Start Stored records
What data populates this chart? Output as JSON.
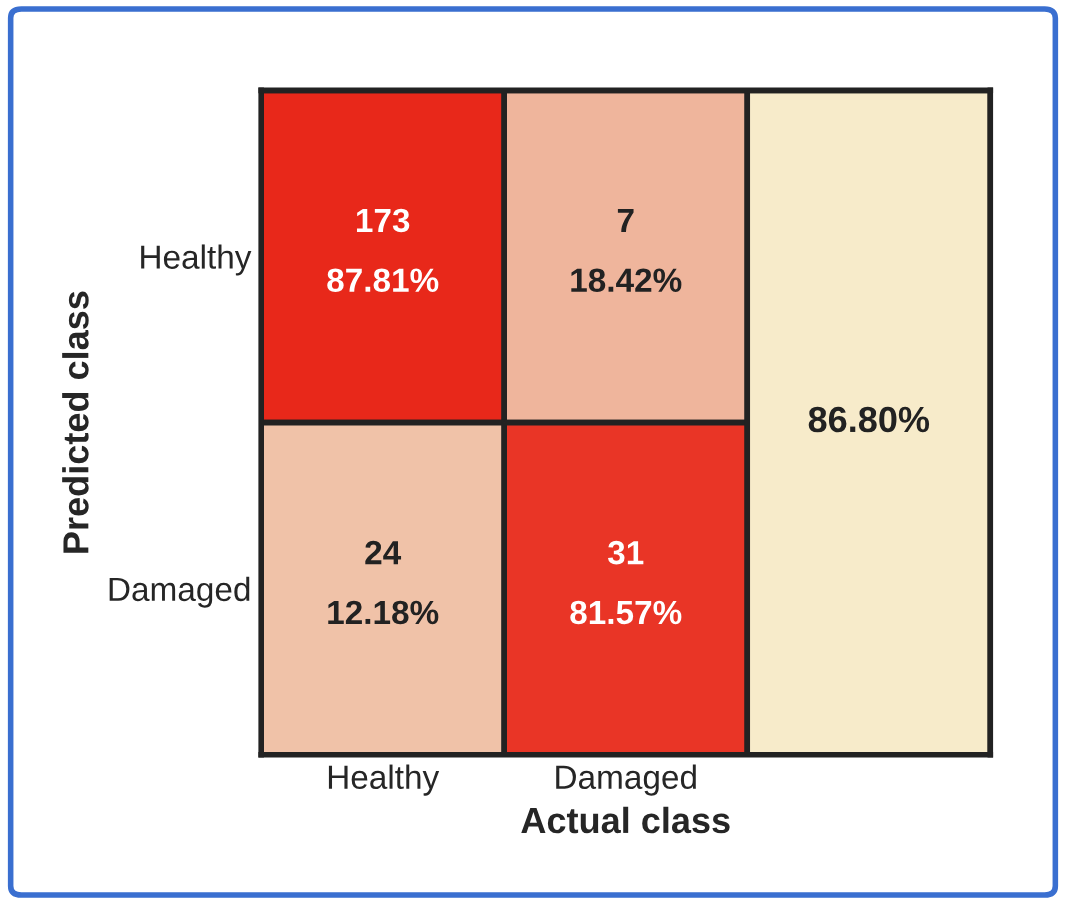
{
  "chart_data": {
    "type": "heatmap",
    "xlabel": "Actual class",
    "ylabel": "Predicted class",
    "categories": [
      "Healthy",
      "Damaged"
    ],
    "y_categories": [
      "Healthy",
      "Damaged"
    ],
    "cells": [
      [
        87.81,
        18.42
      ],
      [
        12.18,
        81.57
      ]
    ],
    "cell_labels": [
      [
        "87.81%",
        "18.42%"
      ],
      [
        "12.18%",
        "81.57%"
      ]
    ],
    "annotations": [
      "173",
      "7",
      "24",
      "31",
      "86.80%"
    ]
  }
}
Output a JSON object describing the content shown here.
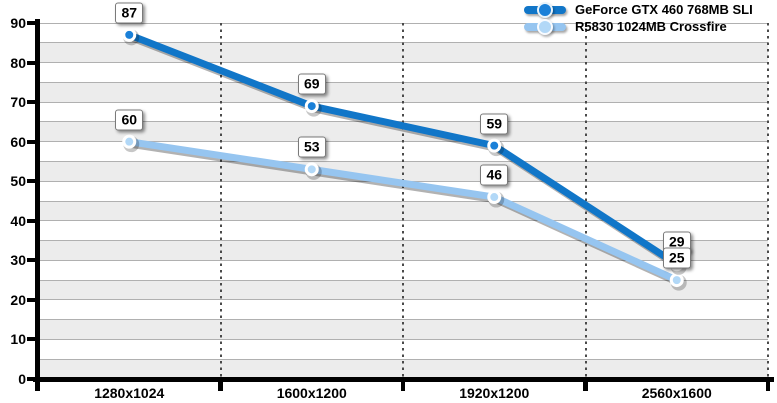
End Stored records
Start Stored records
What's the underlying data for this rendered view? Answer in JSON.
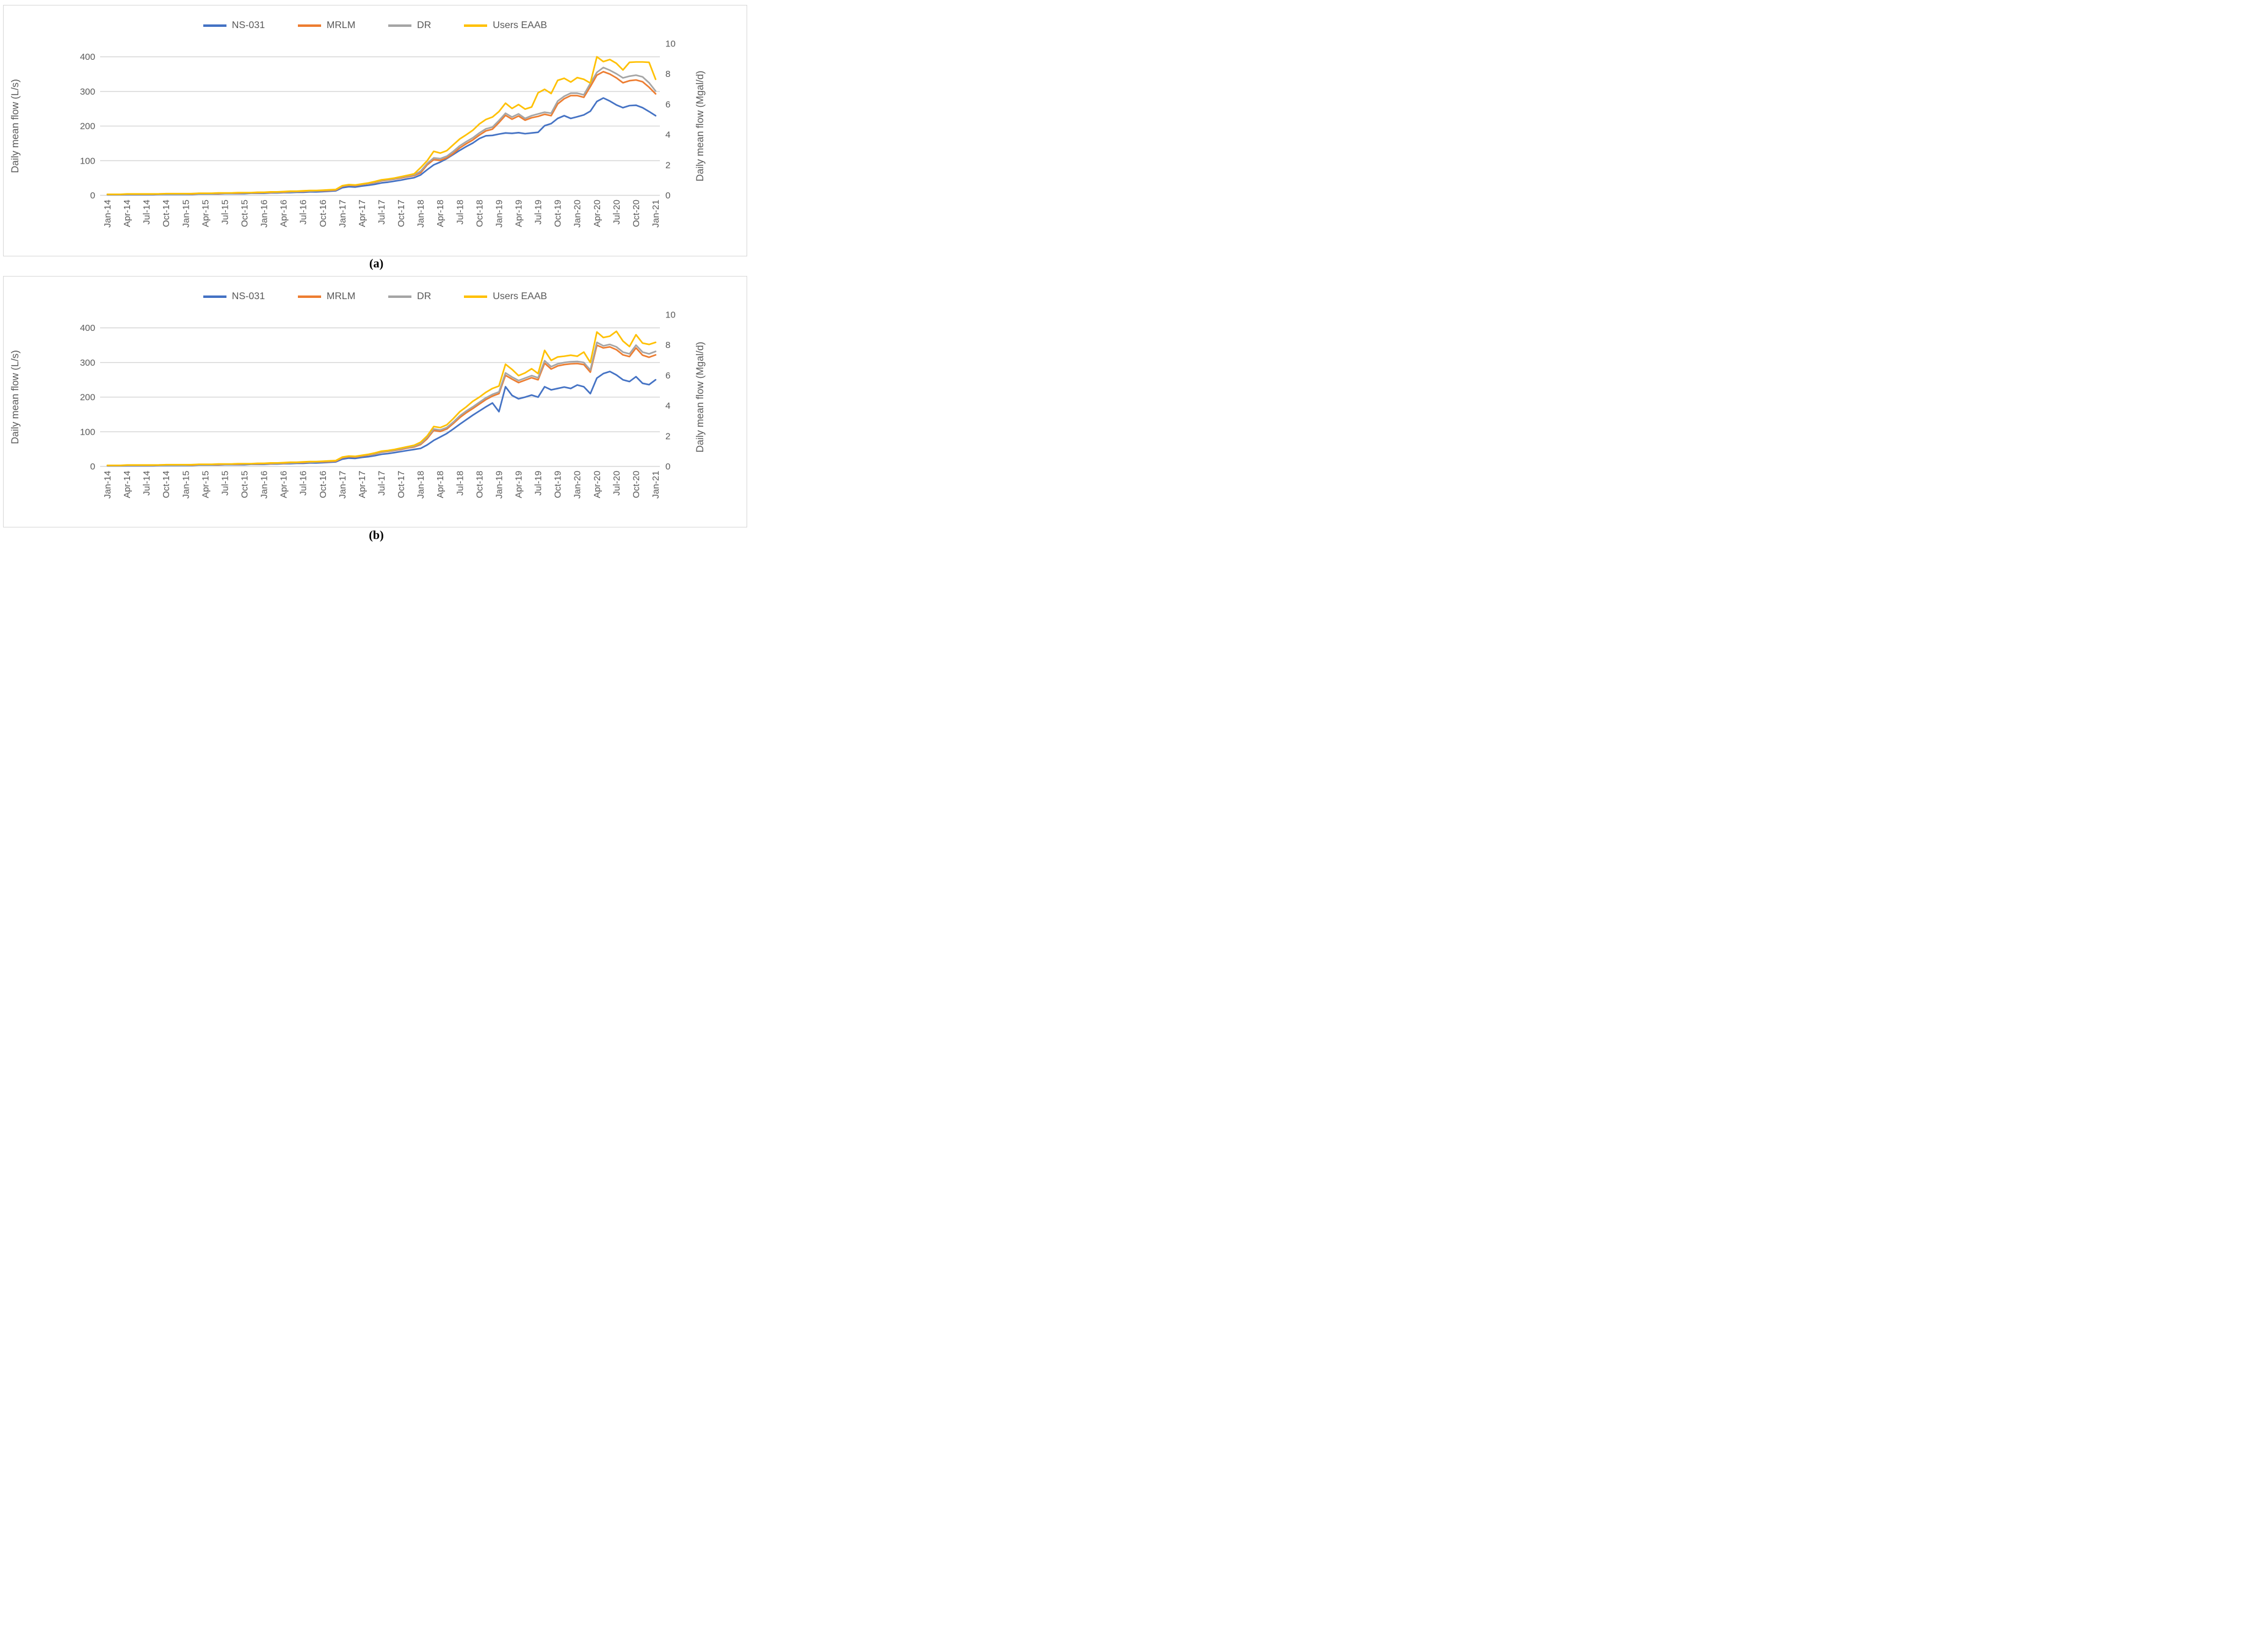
End Stored records
What this task involves: Starting at the line containing "What data populates" and stopping after the line containing "Output a JSON", give the lines again exactly and leave out every image.

Worked solution:
What data populates this chart? Output as JSON.
{
  "chart_data": {
    "type": "heatmap",
    "xlabel": "Actual class",
    "ylabel": "Predicted class",
    "categories": [
      "Healthy",
      "Damaged"
    ],
    "y_categories": [
      "Healthy",
      "Damaged"
    ],
    "cells": [
      [
        87.81,
        18.42
      ],
      [
        12.18,
        81.57
      ]
    ],
    "cell_labels": [
      [
        "87.81%",
        "18.42%"
      ],
      [
        "12.18%",
        "81.57%"
      ]
    ],
    "annotations": [
      "173",
      "7",
      "24",
      "31",
      "86.80%"
    ]
  }
}
Output a JSON object describing the content shown here.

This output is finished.